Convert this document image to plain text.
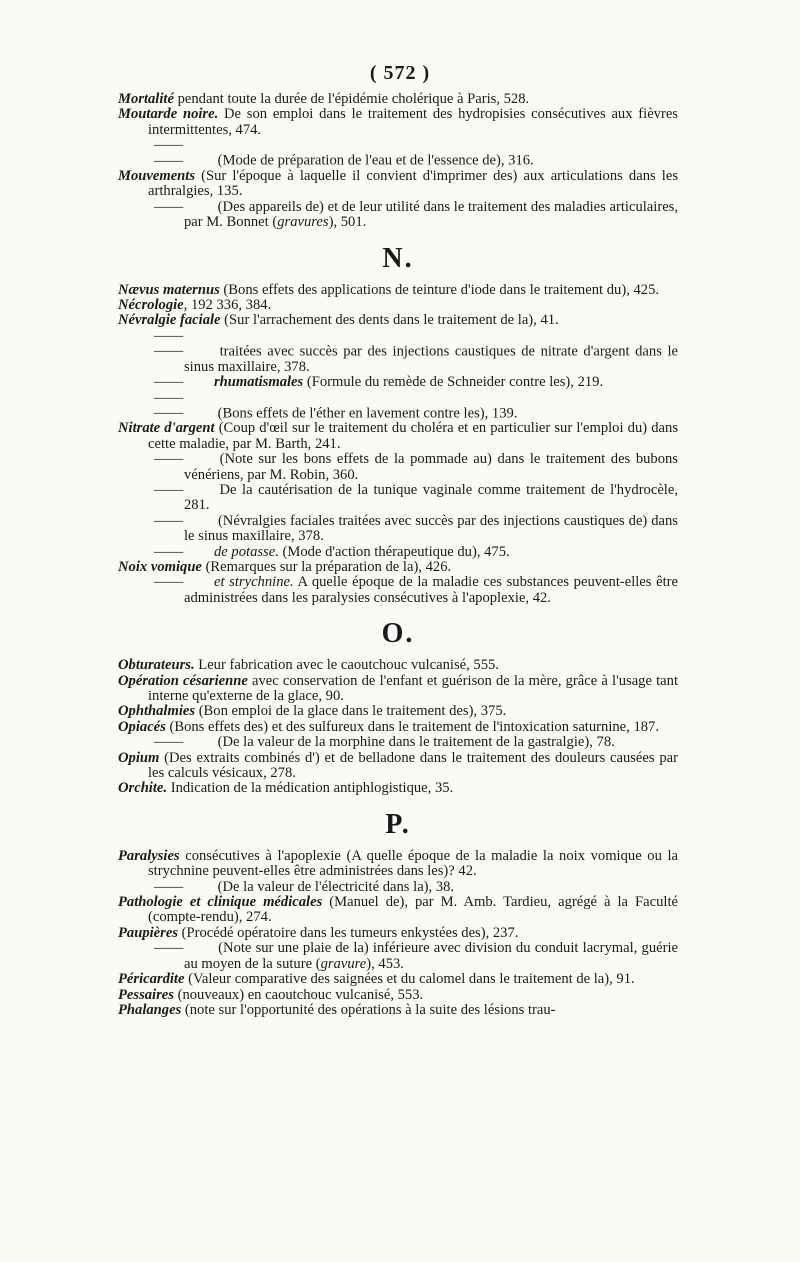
( 572 )

Mortalité pendant toute la durée de l'épidémie cholérique à Paris, 528.

Moutarde noire. De son emploi dans le traitement des hydropisies consécutives aux fièvres intermittentes, 474.

—— —— (Mode de préparation de l'eau et de l'essence de), 316.

Mouvements (Sur l'époque à laquelle il convient d'imprimer des) aux articulations dans les arthralgies, 135.

—— (Des appareils de) et de leur utilité dans le traitement des maladies articulaires, par M. Bonnet (gravures), 501.

N.

Nævus maternus (Bons effets des applications de teinture d'iode dans le traitement du), 425.

Nécrologie, 192 336, 384.

Névralgie faciale (Sur l'arrachement des dents dans le traitement de la), 41.

—— —— traitées avec succès par des injections caustiques de nitrate d'argent dans le sinus maxillaire, 378.

—— rhumatismales (Formule du remède de Schneider contre les), 219.

—— —— (Bons effets de l'éther en lavement contre les), 139.

Nitrate d'argent (Coup d'œil sur le traitement du choléra et en particulier sur l'emploi du) dans cette maladie, par M. Barth, 241.

—— (Note sur les bons effets de la pommade au) dans le traitement des bubons vénériens, par M. Robin, 360.

—— De la cautérisation de la tunique vaginale comme traitement de l'hydrocèle, 281.

—— (Névralgies faciales traitées avec succès par des injections caustiques de) dans le sinus maxillaire, 378.

—— de potasse. (Mode d'action thérapeutique du), 475.

Noix vomique (Remarques sur la préparation de la), 426.

—— et strychnine. A quelle époque de la maladie ces substances peuvent-elles être administrées dans les paralysies consécutives à l'apoplexie, 42.

O.

Obturateurs. Leur fabrication avec le caoutchouc vulcanisé, 555.

Opération césarienne avec conservation de l'enfant et guérison de la mère, grâce à l'usage tant interne qu'externe de la glace, 90.

Ophthalmies (Bon emploi de la glace dans le traitement des), 375.

Opiacés (Bons effets des) et des sulfureux dans le traitement de l'intoxication saturnine, 187.

—— (De la valeur de la morphine dans le traitement de la gastralgie), 78.

Opium (Des extraits combinés d') et de belladone dans le traitement des douleurs causées par les calculs vésicaux, 278.

Orchite. Indication de la médication antiphlogistique, 35.

P.

Paralysies consécutives à l'apoplexie (A quelle époque de la maladie la noix vomique ou la strychnine peuvent-elles être administrées dans les)? 42.

—— (De la valeur de l'électricité dans la), 38.

Pathologie et clinique médicales (Manuel de), par M. Amb. Tardieu, agrégé à la Faculté (compte-rendu), 274.

Paupières (Procédé opératoire dans les tumeurs enkystées des), 237.

—— (Note sur une plaie de la) inférieure avec division du conduit lacrymal, guérie au moyen de la suture (gravure), 453.

Péricardite (Valeur comparative des saignées et du calomel dans le traitement de la), 91.

Pessaires (nouveaux) en caoutchouc vulcanisé, 553.

Phalanges (note sur l'opportunité des opérations à la suite des lésions trau-
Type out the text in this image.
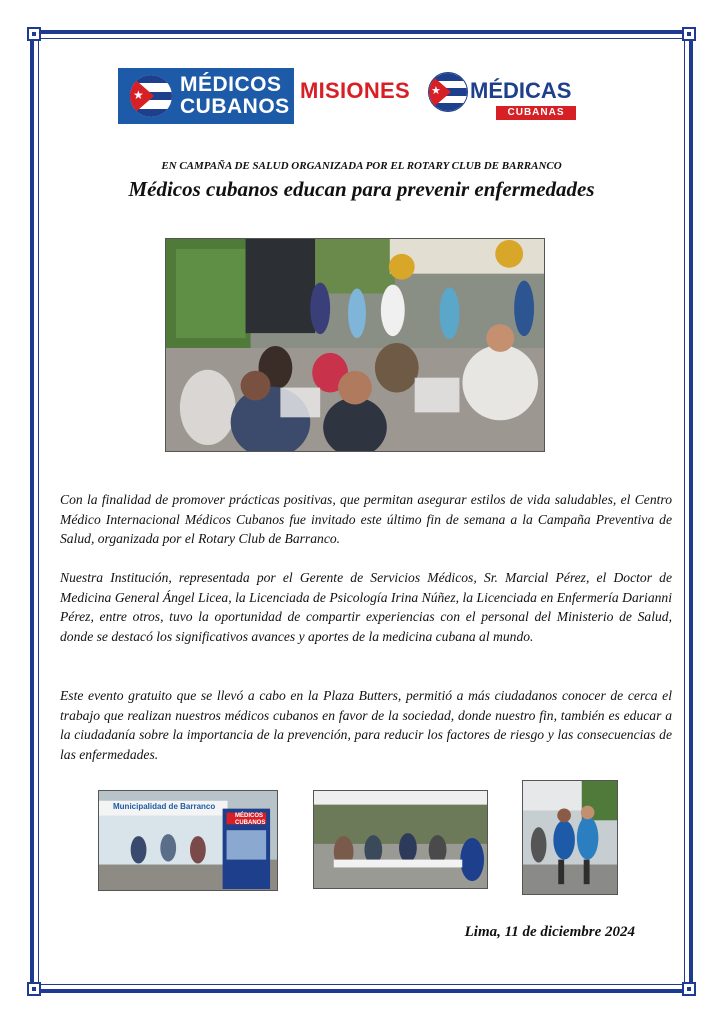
★ MÉDICOS
CUBANOS
MISIONES ★ MÉDICAS
CUBANAS
EN CAMPAÑA DE SALUD ORGANIZADA POR EL ROTARY CLUB DE BARRANCO
Médicos cubanos educan para prevenir enfermedades

Con la finalidad de promover prácticas positivas, que permitan asegurar estilos de vida saludables, el Centro Médico Internacional Médicos Cubanos fue invitado este último fin de semana a la Campaña Preventiva de Salud, organizada por el Rotary Club de Barranco.

Nuestra Institución, representada por el Gerente de Servicios Médicos, Sr. Marcial Pérez, el Doctor de Medicina General Ángel Licea, la Licenciada de Psicología Irina Núñez, la Licenciada en Enfermería Darianni Pérez, entre otros, tuvo la oportunidad de compartir experiencias con el personal del Ministerio de Salud, donde se destacó los significativos avances y aportes de la medicina cubana al mundo.

Este evento gratuito que se llevó a cabo en la Plaza Butters, permitió a más ciudadanos conocer de cerca el trabajo que realizan nuestros médicos cubanos en favor de la sociedad, donde nuestro fin, también es educar a la ciudadanía sobre la importancia de la prevención, para reducir los factores de riesgo y las consecuencias de las enfermedades.

Municipalidad de Barranco
MÉDICOS
CUBANOS
Lima, 11 de diciembre 2024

Exercise =>
Copy the records exactly as they appear, excluding images.

Correct answer =>
Convert this document image to plain text.
( 572 )

Mortalité pendant toute la durée de l'épidémie cholérique à Paris, 528.

Moutarde noire. De son emploi dans le traitement des hydropisies consécutives aux fièvres intermittentes, 474.

—— —— (Mode de préparation de l'eau et de l'essence de), 316.

Mouvements (Sur l'époque à laquelle il convient d'imprimer des) aux articulations dans les arthralgies, 135.

—— (Des appareils de) et de leur utilité dans le traitement des maladies articulaires, par M. Bonnet (gravures), 501.

N.

Nævus maternus (Bons effets des applications de teinture d'iode dans le traitement du), 425.

Nécrologie, 192 336, 384.

Névralgie faciale (Sur l'arrachement des dents dans le traitement de la), 41.

—— —— traitées avec succès par des injections caustiques de nitrate d'argent dans le sinus maxillaire, 378.

—— rhumatismales (Formule du remède de Schneider contre les), 219.

—— —— (Bons effets de l'éther en lavement contre les), 139.

Nitrate d'argent (Coup d'œil sur le traitement du choléra et en particulier sur l'emploi du) dans cette maladie, par M. Barth, 241.

—— (Note sur les bons effets de la pommade au) dans le traitement des bubons vénériens, par M. Robin, 360.

—— De la cautérisation de la tunique vaginale comme traitement de l'hydrocèle, 281.

—— (Névralgies faciales traitées avec succès par des injections caustiques de) dans le sinus maxillaire, 378.

—— de potasse. (Mode d'action thérapeutique du), 475.

Noix vomique (Remarques sur la préparation de la), 426.

—— et strychnine. A quelle époque de la maladie ces substances peuvent-elles être administrées dans les paralysies consécutives à l'apoplexie, 42.

O.

Obturateurs. Leur fabrication avec le caoutchouc vulcanisé, 555.

Opération césarienne avec conservation de l'enfant et guérison de la mère, grâce à l'usage tant interne qu'externe de la glace, 90.

Ophthalmies (Bon emploi de la glace dans le traitement des), 375.

Opiacés (Bons effets des) et des sulfureux dans le traitement de l'intoxication saturnine, 187.

—— (De la valeur de la morphine dans le traitement de la gastralgie), 78.

Opium (Des extraits combinés d') et de belladone dans le traitement des douleurs causées par les calculs vésicaux, 278.

Orchite. Indication de la médication antiphlogistique, 35.

P.

Paralysies consécutives à l'apoplexie (A quelle époque de la maladie la noix vomique ou la strychnine peuvent-elles être administrées dans les)? 42.

—— (De la valeur de l'électricité dans la), 38.

Pathologie et clinique médicales (Manuel de), par M. Amb. Tardieu, agrégé à la Faculté (compte-rendu), 274.

Paupières (Procédé opératoire dans les tumeurs enkystées des), 237.

—— (Note sur une plaie de la) inférieure avec division du conduit lacrymal, guérie au moyen de la suture (gravure), 453.

Péricardite (Valeur comparative des saignées et du calomel dans le traitement de la), 91.

Pessaires (nouveaux) en caoutchouc vulcanisé, 553.

Phalanges (note sur l'opportunité des opérations à la suite des lésions trau-
Type out the text in this image.
★ MÉDICOS
CUBANOS
MISIONES ★ MÉDICAS
CUBANAS
EN CAMPAÑA DE SALUD ORGANIZADA POR EL ROTARY CLUB DE BARRANCO
Médicos cubanos educan para prevenir enfermedades

Con la finalidad de promover prácticas positivas, que permitan asegurar estilos de vida saludables, el Centro Médico Internacional Médicos Cubanos fue invitado este último fin de semana a la Campaña Preventiva de Salud, organizada por el Rotary Club de Barranco.

Nuestra Institución, representada por el Gerente de Servicios Médicos, Sr. Marcial Pérez, el Doctor de Medicina General Ángel Licea, la Licenciada de Psicología Irina Núñez, la Licenciada en Enfermería Darianni Pérez, entre otros, tuvo la oportunidad de compartir experiencias con el personal del Ministerio de Salud, donde se destacó los significativos avances y aportes de la medicina cubana al mundo.

Este evento gratuito que se llevó a cabo en la Plaza Butters, permitió a más ciudadanos conocer de cerca el trabajo que realizan nuestros médicos cubanos en favor de la sociedad, donde nuestro fin, también es educar a la ciudadanía sobre la importancia de la prevención, para reducir los factores de riesgo y las consecuencias de las enfermedades.

Municipalidad de Barranco
MÉDICOS
CUBANOS
Lima, 11 de diciembre 2024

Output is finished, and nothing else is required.